Task » List every line in this data where the string "Three" occurs.

Extracts from a graphics dataset
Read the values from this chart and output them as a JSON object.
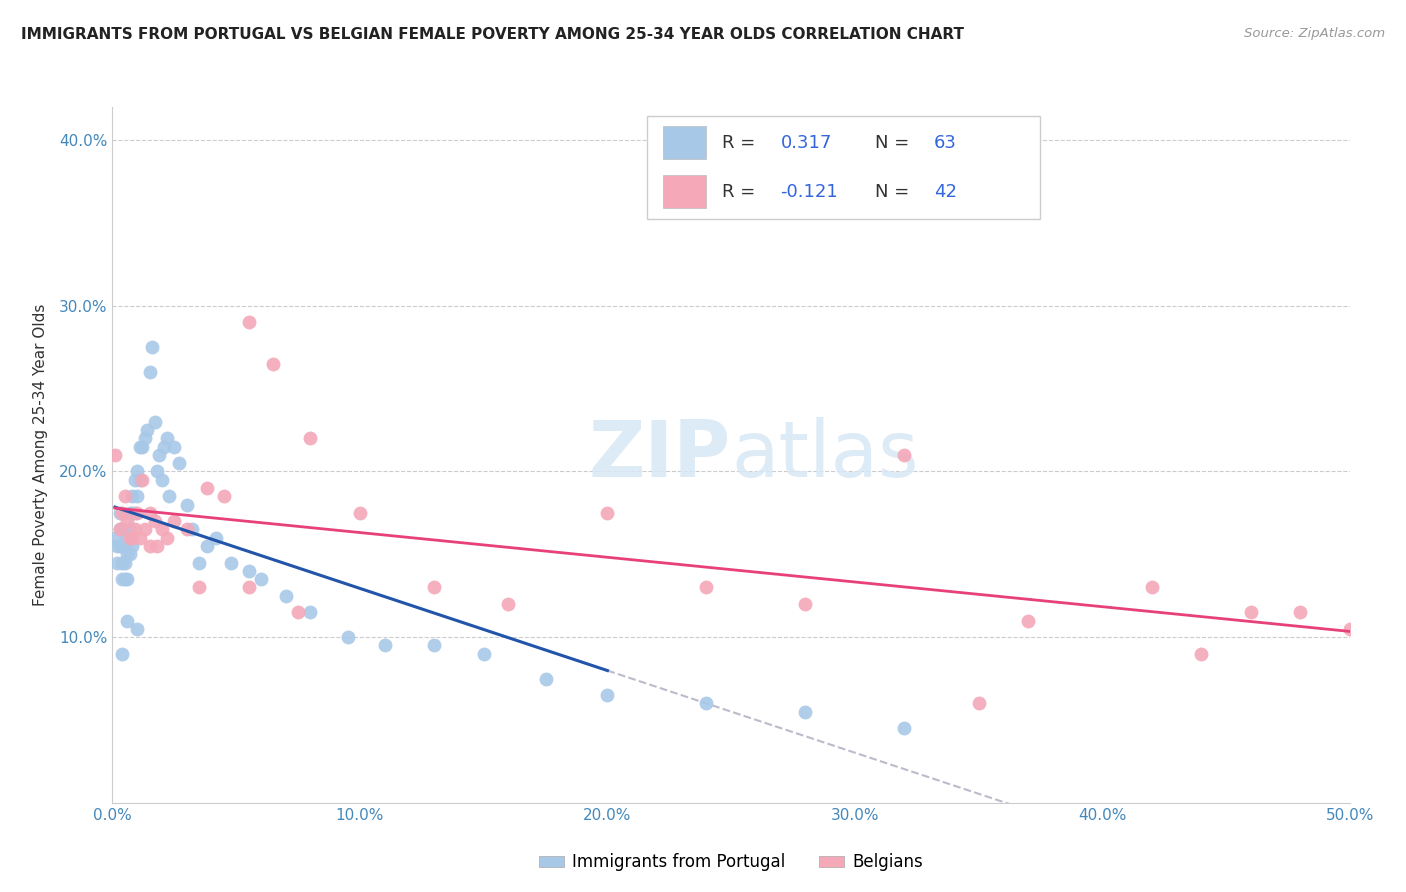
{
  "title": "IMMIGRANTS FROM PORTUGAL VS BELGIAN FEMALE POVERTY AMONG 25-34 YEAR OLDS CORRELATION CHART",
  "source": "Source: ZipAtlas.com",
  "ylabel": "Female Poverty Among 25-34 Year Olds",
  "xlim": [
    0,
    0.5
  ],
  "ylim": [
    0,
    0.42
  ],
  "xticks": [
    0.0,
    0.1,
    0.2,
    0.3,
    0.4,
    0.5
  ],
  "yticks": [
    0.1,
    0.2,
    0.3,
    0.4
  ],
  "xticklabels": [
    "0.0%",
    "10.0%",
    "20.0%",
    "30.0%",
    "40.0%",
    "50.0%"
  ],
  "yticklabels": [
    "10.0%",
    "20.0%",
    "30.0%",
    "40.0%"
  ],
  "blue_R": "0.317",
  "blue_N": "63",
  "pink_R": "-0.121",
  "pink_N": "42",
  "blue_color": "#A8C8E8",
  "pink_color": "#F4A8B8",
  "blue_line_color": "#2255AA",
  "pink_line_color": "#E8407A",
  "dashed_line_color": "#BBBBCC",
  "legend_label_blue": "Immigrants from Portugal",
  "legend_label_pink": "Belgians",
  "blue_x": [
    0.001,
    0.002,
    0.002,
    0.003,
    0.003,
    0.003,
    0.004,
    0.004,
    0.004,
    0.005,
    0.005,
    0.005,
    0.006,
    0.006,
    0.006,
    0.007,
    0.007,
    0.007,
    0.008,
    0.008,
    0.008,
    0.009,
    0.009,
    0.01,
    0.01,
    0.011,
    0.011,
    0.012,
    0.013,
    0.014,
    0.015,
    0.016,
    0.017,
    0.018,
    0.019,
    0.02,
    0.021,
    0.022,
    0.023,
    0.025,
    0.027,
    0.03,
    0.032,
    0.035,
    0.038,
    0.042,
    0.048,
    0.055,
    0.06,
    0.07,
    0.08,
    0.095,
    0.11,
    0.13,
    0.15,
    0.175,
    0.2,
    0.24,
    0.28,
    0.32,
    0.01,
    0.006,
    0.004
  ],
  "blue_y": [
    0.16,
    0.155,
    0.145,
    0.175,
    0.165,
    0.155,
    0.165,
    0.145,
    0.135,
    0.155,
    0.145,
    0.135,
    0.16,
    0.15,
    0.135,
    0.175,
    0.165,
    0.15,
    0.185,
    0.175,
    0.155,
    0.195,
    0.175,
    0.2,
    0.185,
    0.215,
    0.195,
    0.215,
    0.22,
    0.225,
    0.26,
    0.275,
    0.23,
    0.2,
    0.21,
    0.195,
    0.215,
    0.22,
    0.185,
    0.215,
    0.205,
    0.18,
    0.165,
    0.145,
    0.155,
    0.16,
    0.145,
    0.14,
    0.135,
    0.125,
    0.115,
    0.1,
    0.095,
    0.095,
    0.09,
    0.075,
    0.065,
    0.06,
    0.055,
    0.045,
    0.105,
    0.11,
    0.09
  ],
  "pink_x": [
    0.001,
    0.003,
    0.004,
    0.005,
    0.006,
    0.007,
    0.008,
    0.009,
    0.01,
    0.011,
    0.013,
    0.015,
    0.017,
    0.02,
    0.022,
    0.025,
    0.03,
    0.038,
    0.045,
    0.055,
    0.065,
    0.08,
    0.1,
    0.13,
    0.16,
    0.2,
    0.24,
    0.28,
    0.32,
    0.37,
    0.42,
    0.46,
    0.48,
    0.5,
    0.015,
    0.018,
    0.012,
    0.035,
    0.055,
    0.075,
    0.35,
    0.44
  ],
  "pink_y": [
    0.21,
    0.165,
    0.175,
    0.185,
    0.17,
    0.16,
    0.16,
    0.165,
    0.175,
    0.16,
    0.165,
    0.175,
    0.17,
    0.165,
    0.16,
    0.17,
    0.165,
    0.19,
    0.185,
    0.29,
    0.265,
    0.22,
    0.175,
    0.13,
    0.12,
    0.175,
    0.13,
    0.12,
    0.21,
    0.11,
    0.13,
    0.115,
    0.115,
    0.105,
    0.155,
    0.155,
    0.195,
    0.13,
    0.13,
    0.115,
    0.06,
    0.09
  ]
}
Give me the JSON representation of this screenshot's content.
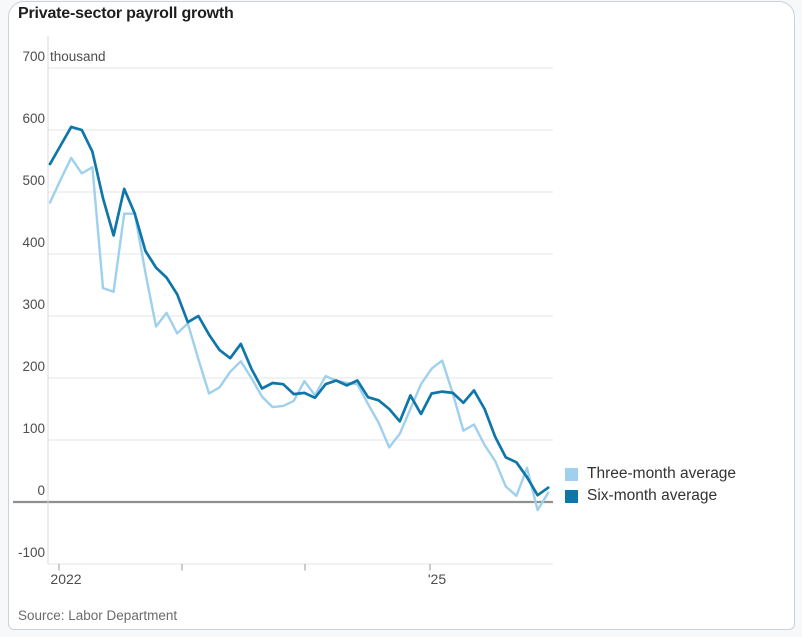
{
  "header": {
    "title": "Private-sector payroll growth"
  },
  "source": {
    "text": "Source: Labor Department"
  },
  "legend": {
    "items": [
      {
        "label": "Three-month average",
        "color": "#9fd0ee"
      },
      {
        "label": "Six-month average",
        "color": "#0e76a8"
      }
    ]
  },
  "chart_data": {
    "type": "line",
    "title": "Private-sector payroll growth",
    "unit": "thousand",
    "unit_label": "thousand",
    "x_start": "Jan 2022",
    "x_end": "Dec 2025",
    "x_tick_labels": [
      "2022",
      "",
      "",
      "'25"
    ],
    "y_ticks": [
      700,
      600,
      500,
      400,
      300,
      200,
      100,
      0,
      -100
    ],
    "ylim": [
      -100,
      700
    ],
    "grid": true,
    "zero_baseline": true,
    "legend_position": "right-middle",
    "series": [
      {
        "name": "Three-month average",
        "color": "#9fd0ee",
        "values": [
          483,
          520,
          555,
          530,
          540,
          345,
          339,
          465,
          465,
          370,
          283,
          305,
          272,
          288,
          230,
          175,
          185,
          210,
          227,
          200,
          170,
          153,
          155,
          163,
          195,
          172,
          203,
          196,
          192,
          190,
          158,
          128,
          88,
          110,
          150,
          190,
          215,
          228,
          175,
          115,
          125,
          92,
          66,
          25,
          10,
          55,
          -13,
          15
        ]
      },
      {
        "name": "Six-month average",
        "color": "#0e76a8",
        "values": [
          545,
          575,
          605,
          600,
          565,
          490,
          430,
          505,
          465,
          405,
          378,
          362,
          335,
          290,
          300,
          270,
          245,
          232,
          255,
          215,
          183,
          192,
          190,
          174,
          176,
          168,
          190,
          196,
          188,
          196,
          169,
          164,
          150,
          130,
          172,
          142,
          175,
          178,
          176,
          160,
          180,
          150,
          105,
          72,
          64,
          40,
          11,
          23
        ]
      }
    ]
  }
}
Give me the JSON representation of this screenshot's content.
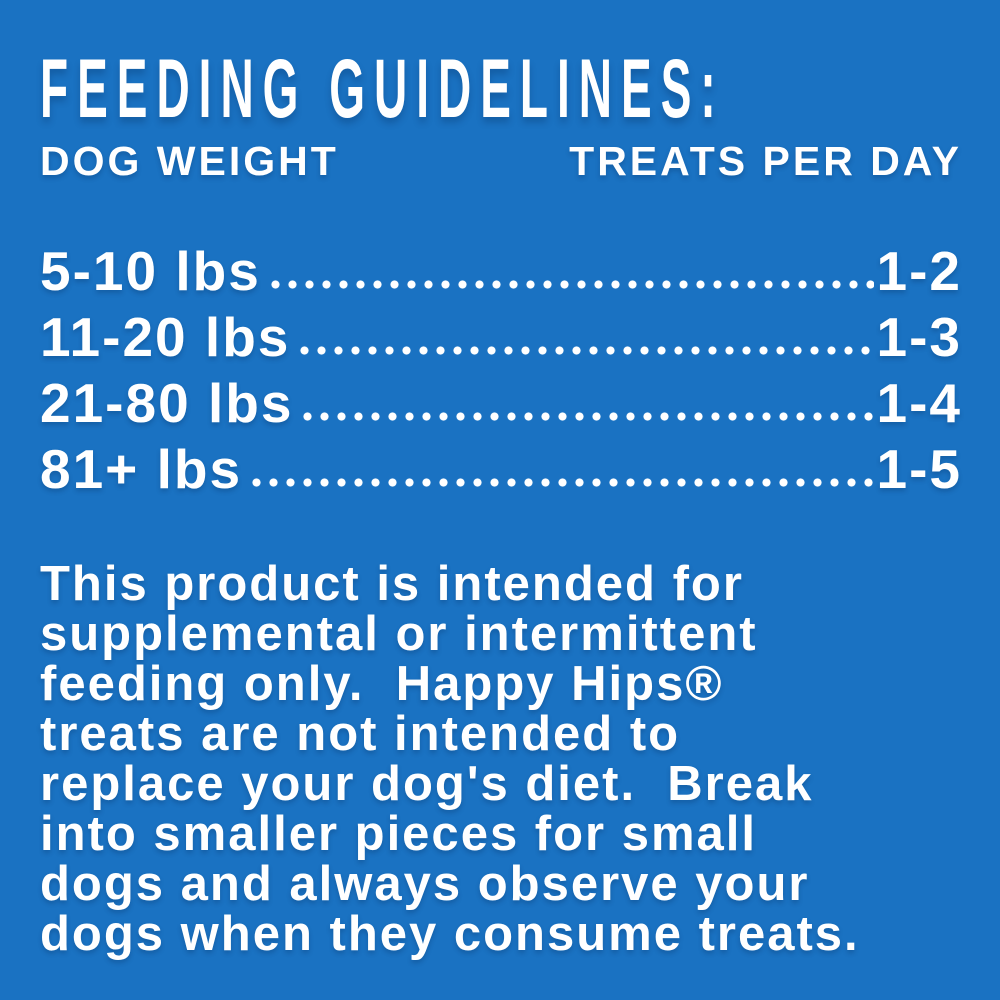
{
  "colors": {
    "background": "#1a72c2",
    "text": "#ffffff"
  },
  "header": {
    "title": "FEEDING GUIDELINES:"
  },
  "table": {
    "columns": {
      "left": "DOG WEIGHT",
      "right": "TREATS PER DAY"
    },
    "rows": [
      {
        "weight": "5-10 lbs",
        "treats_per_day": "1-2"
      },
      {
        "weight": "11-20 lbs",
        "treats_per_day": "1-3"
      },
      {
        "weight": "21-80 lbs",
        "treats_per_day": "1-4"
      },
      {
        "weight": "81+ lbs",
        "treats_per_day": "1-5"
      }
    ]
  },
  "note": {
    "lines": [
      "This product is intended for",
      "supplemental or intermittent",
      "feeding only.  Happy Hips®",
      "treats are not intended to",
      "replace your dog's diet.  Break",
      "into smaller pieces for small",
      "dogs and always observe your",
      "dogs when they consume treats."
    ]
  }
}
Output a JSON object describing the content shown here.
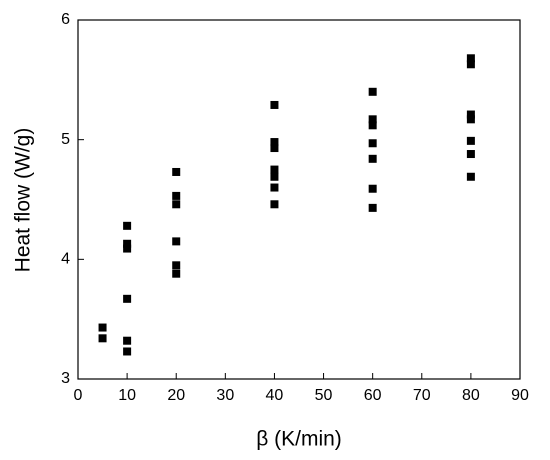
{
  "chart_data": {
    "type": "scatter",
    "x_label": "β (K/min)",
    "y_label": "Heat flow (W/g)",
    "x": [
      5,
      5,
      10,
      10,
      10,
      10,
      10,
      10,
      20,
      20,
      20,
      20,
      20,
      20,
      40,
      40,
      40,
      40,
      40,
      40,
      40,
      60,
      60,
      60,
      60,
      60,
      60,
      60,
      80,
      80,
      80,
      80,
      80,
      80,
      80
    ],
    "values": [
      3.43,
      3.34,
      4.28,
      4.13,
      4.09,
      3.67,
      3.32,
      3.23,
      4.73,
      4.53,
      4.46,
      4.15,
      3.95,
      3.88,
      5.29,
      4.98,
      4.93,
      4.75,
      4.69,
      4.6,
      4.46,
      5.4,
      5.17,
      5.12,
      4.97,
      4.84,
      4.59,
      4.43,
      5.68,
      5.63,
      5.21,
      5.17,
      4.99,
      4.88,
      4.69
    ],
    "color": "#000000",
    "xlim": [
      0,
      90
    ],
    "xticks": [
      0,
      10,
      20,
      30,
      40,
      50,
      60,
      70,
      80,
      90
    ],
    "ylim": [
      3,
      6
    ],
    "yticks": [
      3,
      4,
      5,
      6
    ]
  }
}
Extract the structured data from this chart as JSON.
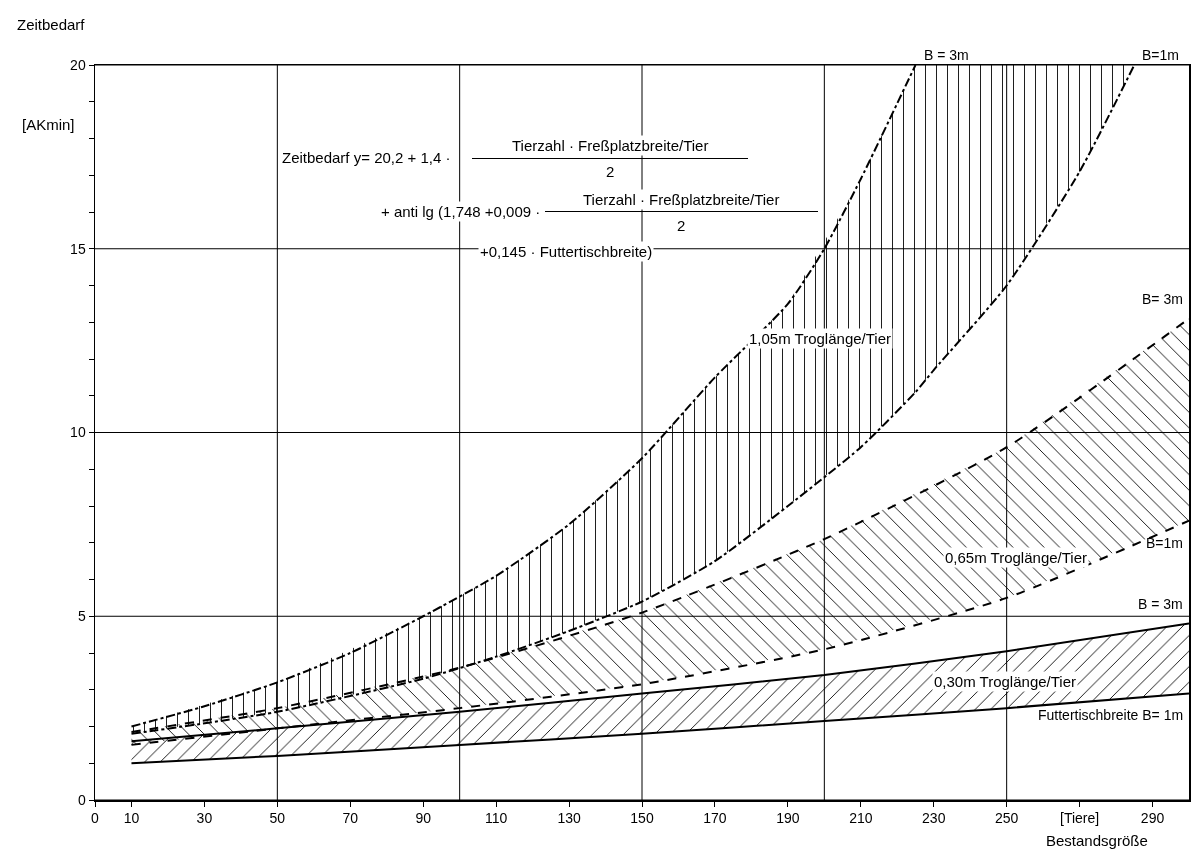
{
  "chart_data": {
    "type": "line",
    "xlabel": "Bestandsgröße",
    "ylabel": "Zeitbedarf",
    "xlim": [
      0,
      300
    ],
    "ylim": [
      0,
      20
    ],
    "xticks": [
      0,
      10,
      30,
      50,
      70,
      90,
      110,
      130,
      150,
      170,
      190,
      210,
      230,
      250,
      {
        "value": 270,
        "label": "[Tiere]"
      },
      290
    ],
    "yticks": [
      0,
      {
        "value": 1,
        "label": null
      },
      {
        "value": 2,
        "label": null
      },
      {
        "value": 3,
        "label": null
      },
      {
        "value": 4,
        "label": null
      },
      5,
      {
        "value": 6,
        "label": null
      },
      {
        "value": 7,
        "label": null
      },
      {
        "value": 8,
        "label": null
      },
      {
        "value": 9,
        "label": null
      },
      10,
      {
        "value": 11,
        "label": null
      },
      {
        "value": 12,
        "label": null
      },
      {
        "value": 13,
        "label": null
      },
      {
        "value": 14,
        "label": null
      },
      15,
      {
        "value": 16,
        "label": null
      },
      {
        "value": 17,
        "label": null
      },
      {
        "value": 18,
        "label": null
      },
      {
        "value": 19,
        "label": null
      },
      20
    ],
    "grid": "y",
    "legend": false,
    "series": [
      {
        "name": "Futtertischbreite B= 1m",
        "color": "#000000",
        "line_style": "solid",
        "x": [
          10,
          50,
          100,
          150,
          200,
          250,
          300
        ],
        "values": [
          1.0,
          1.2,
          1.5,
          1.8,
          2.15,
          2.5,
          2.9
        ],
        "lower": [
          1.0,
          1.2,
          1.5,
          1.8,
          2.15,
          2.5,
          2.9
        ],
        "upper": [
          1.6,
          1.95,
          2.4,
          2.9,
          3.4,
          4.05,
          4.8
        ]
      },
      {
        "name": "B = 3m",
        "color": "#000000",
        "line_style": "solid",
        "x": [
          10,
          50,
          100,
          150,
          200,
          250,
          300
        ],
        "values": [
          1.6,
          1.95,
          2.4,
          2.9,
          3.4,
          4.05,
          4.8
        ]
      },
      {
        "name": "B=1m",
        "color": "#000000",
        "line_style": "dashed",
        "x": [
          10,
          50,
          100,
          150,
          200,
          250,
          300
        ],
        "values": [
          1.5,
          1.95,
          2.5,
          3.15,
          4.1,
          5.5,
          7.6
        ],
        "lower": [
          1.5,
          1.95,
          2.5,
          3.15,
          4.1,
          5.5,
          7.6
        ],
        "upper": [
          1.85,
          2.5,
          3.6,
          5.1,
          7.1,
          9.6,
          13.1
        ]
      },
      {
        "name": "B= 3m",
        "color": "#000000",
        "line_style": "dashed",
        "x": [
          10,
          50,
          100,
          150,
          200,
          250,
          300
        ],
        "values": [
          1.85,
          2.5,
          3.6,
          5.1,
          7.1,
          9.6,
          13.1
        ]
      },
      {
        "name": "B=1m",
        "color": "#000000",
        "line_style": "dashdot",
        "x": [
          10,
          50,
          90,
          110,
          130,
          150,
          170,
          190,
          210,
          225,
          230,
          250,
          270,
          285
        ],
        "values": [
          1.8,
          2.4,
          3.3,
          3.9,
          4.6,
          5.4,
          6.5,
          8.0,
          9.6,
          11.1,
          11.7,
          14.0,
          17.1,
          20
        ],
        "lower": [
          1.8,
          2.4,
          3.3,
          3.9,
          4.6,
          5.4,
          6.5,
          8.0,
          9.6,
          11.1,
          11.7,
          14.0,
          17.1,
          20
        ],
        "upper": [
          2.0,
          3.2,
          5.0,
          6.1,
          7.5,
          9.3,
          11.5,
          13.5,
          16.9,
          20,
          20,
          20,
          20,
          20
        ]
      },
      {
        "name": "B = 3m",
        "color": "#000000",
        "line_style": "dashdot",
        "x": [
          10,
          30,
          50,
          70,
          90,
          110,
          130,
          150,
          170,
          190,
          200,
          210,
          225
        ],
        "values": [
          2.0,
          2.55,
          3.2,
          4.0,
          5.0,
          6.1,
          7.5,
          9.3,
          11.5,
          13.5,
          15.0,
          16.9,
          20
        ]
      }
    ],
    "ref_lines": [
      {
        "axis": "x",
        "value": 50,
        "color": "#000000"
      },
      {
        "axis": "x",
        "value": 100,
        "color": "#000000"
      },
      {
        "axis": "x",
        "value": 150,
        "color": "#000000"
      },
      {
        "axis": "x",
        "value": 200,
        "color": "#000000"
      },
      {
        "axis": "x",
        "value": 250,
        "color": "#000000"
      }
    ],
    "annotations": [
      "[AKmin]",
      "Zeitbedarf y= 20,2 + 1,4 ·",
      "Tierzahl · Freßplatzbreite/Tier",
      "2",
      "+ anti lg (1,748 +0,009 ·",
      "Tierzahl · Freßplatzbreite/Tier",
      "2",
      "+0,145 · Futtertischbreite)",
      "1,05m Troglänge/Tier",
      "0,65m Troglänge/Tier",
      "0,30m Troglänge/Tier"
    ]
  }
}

Correct response »
        "label": "Three-month average",
        "name": "Three-month average",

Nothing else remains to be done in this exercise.